** Start Entries **
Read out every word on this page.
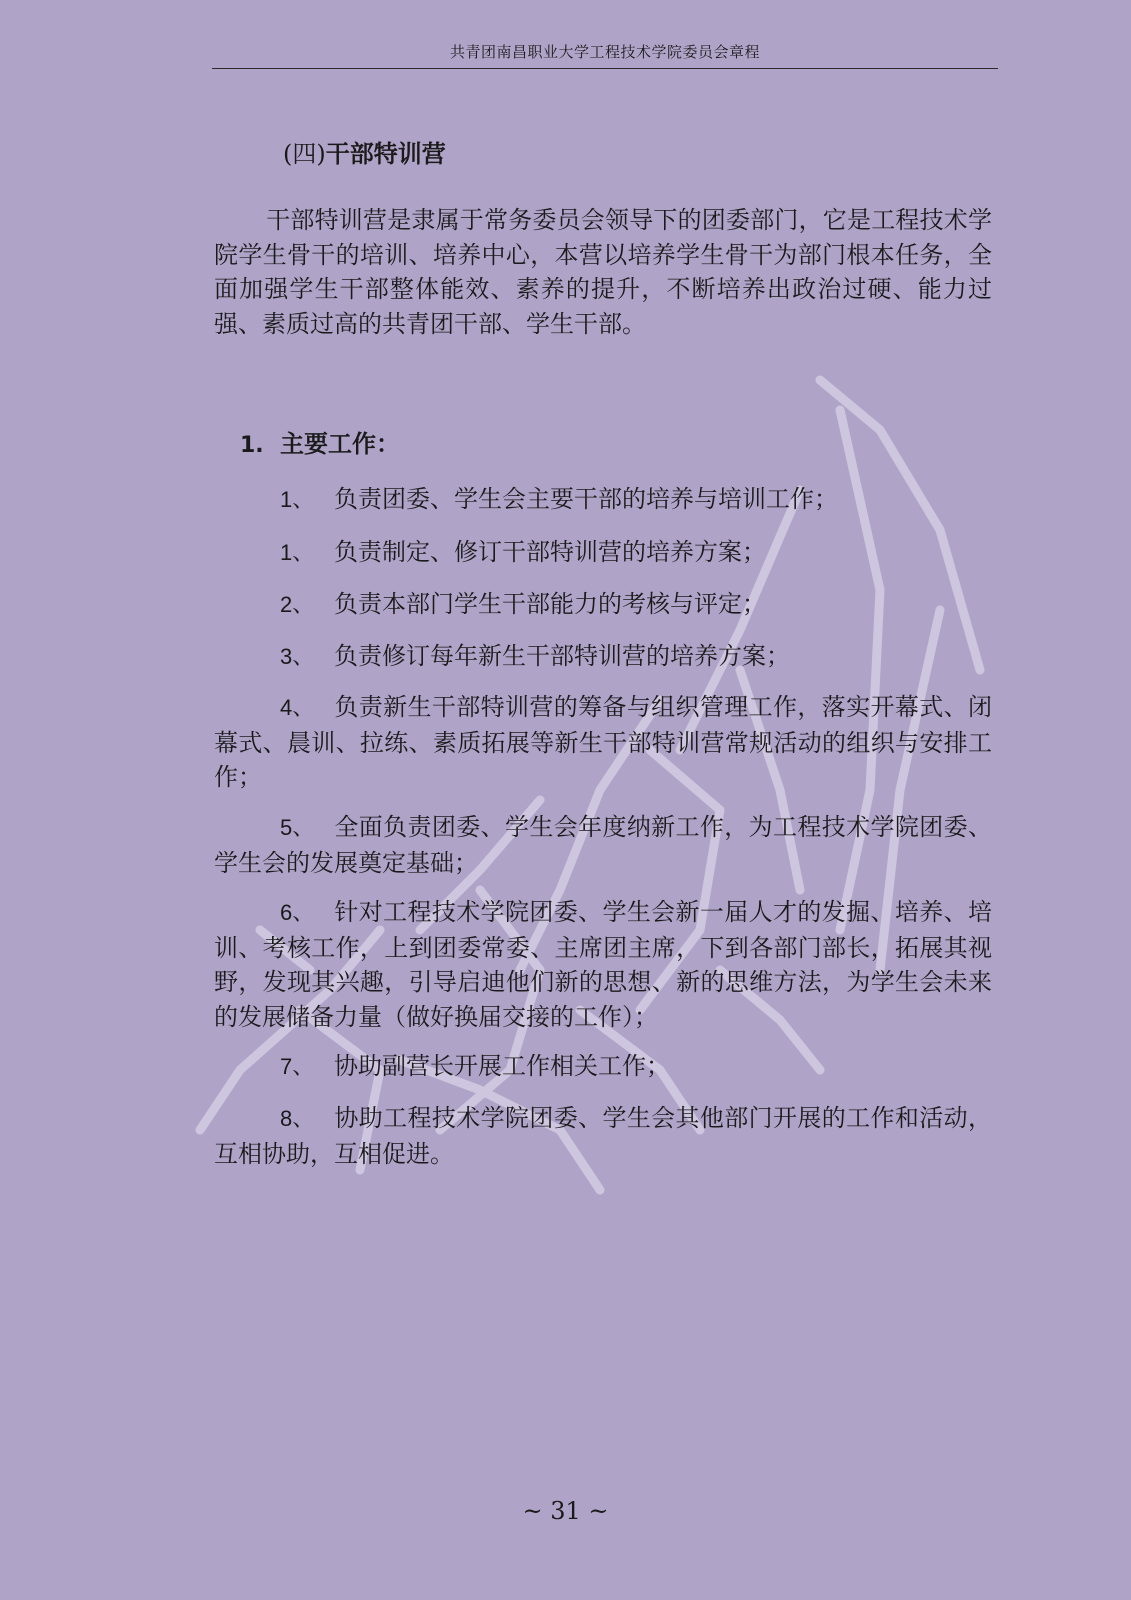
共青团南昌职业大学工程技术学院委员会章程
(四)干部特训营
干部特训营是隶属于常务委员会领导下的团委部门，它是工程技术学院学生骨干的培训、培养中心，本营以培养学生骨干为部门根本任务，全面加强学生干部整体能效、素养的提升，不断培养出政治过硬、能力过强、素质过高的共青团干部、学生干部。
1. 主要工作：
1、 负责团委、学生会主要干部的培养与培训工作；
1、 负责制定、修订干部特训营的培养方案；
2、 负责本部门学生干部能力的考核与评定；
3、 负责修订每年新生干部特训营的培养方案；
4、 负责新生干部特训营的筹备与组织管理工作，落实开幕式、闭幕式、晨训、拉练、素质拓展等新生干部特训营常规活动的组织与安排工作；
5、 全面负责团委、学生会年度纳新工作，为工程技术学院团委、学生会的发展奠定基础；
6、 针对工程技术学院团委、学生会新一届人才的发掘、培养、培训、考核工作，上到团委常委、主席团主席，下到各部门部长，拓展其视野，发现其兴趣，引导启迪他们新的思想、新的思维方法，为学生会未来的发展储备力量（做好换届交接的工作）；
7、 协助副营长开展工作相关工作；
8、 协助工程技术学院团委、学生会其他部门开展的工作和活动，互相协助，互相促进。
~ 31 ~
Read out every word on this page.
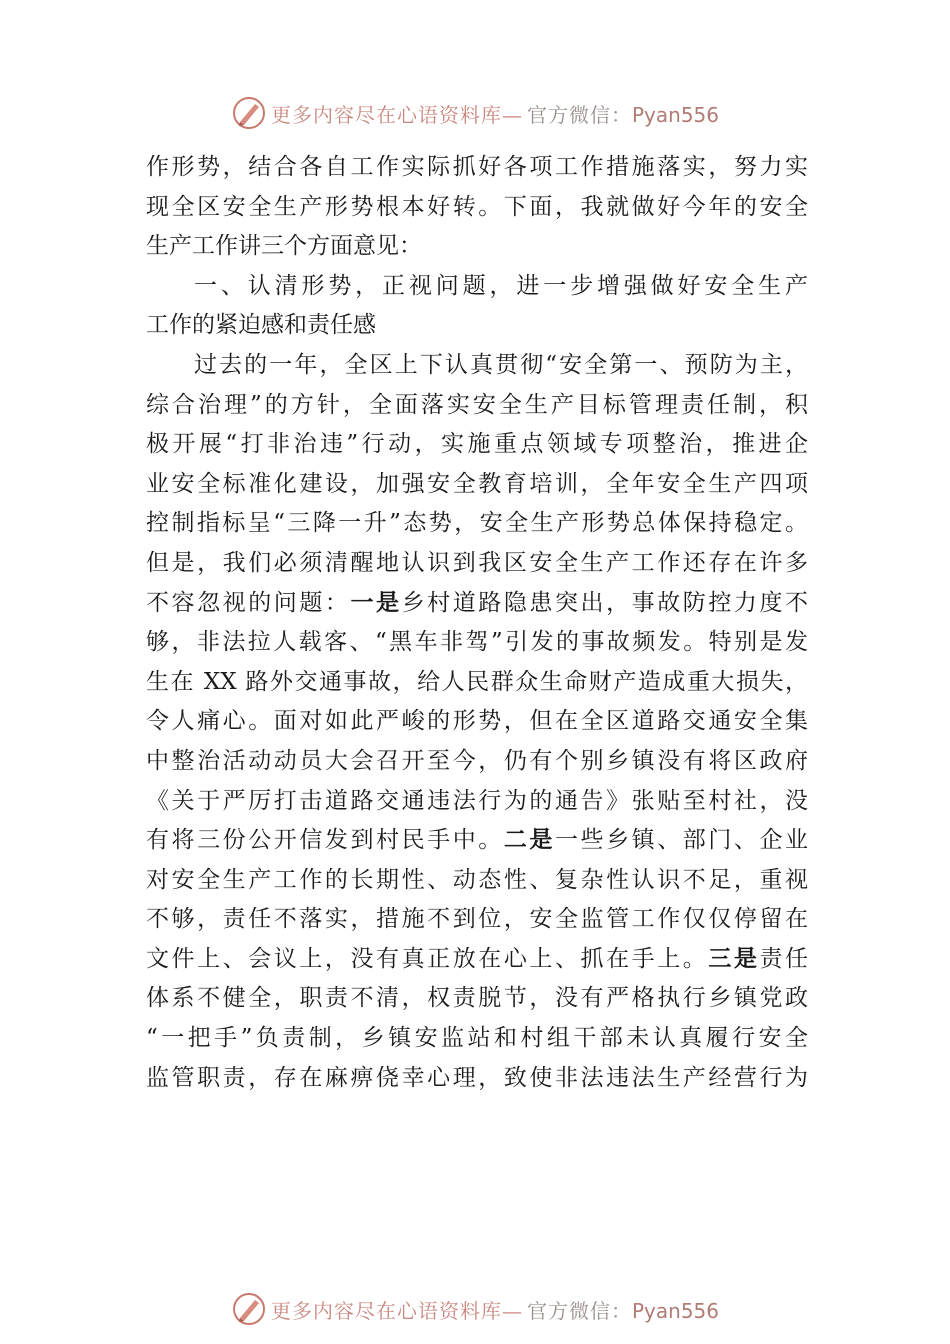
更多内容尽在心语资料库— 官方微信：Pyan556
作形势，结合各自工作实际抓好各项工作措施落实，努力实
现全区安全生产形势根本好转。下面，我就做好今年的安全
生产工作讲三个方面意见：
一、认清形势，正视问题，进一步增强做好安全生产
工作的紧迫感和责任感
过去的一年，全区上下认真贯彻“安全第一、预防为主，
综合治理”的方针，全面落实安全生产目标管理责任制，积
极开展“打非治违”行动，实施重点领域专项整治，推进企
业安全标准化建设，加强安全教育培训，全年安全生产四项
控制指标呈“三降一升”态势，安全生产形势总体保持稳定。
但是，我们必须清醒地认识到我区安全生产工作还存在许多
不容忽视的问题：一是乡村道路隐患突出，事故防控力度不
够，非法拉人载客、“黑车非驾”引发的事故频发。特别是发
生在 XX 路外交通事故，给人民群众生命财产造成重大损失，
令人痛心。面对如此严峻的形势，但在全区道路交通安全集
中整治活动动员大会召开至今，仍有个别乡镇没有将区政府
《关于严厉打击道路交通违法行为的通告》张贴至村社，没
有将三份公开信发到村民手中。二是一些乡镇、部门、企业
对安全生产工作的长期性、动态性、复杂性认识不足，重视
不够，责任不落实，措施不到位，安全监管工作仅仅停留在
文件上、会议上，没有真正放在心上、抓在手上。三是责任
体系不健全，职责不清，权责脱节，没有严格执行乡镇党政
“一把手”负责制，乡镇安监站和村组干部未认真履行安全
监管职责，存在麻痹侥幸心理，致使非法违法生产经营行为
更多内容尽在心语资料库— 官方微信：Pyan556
** End Entries **
Without including the pictures, reproduce all entries exactly.

= The result =
Read out every word on this page.
共青团南昌职业大学工程技术学院委员会章程
(四)干部特训营
干部特训营是隶属于常务委员会领导下的团委部门，它是工程技术学院学生骨干的培训、培养中心，本营以培养学生骨干为部门根本任务，全面加强学生干部整体能效、素养的提升，不断培养出政治过硬、能力过强、素质过高的共青团干部、学生干部。
1. 主要工作：
1、 负责团委、学生会主要干部的培养与培训工作；
1、 负责制定、修订干部特训营的培养方案；
2、 负责本部门学生干部能力的考核与评定；
3、 负责修订每年新生干部特训营的培养方案；
4、 负责新生干部特训营的筹备与组织管理工作，落实开幕式、闭幕式、晨训、拉练、素质拓展等新生干部特训营常规活动的组织与安排工作；
5、 全面负责团委、学生会年度纳新工作，为工程技术学院团委、学生会的发展奠定基础；
6、 针对工程技术学院团委、学生会新一届人才的发掘、培养、培训、考核工作，上到团委常委、主席团主席，下到各部门部长，拓展其视野，发现其兴趣，引导启迪他们新的思想、新的思维方法，为学生会未来的发展储备力量（做好换届交接的工作）；
7、 协助副营长开展工作相关工作；
8、 协助工程技术学院团委、学生会其他部门开展的工作和活动，互相协助，互相促进。
~ 31 ~
Read out every word on this page.
更多内容尽在心语资料库— 官方微信：Pyan556
作形势，结合各自工作实际抓好各项工作措施落实，努力实
现全区安全生产形势根本好转。下面，我就做好今年的安全
生产工作讲三个方面意见：
一、认清形势，正视问题，进一步增强做好安全生产
工作的紧迫感和责任感
过去的一年，全区上下认真贯彻“安全第一、预防为主，
综合治理”的方针，全面落实安全生产目标管理责任制，积
极开展“打非治违”行动，实施重点领域专项整治，推进企
业安全标准化建设，加强安全教育培训，全年安全生产四项
控制指标呈“三降一升”态势，安全生产形势总体保持稳定。
但是，我们必须清醒地认识到我区安全生产工作还存在许多
不容忽视的问题：一是乡村道路隐患突出，事故防控力度不
够，非法拉人载客、“黑车非驾”引发的事故频发。特别是发
生在 XX 路外交通事故，给人民群众生命财产造成重大损失，
令人痛心。面对如此严峻的形势，但在全区道路交通安全集
中整治活动动员大会召开至今，仍有个别乡镇没有将区政府
《关于严厉打击道路交通违法行为的通告》张贴至村社，没
有将三份公开信发到村民手中。二是一些乡镇、部门、企业
对安全生产工作的长期性、动态性、复杂性认识不足，重视
不够，责任不落实，措施不到位，安全监管工作仅仅停留在
文件上、会议上，没有真正放在心上、抓在手上。三是责任
体系不健全，职责不清，权责脱节，没有严格执行乡镇党政
“一把手”负责制，乡镇安监站和村组干部未认真履行安全
监管职责，存在麻痹侥幸心理，致使非法违法生产经营行为
更多内容尽在心语资料库— 官方微信：Pyan556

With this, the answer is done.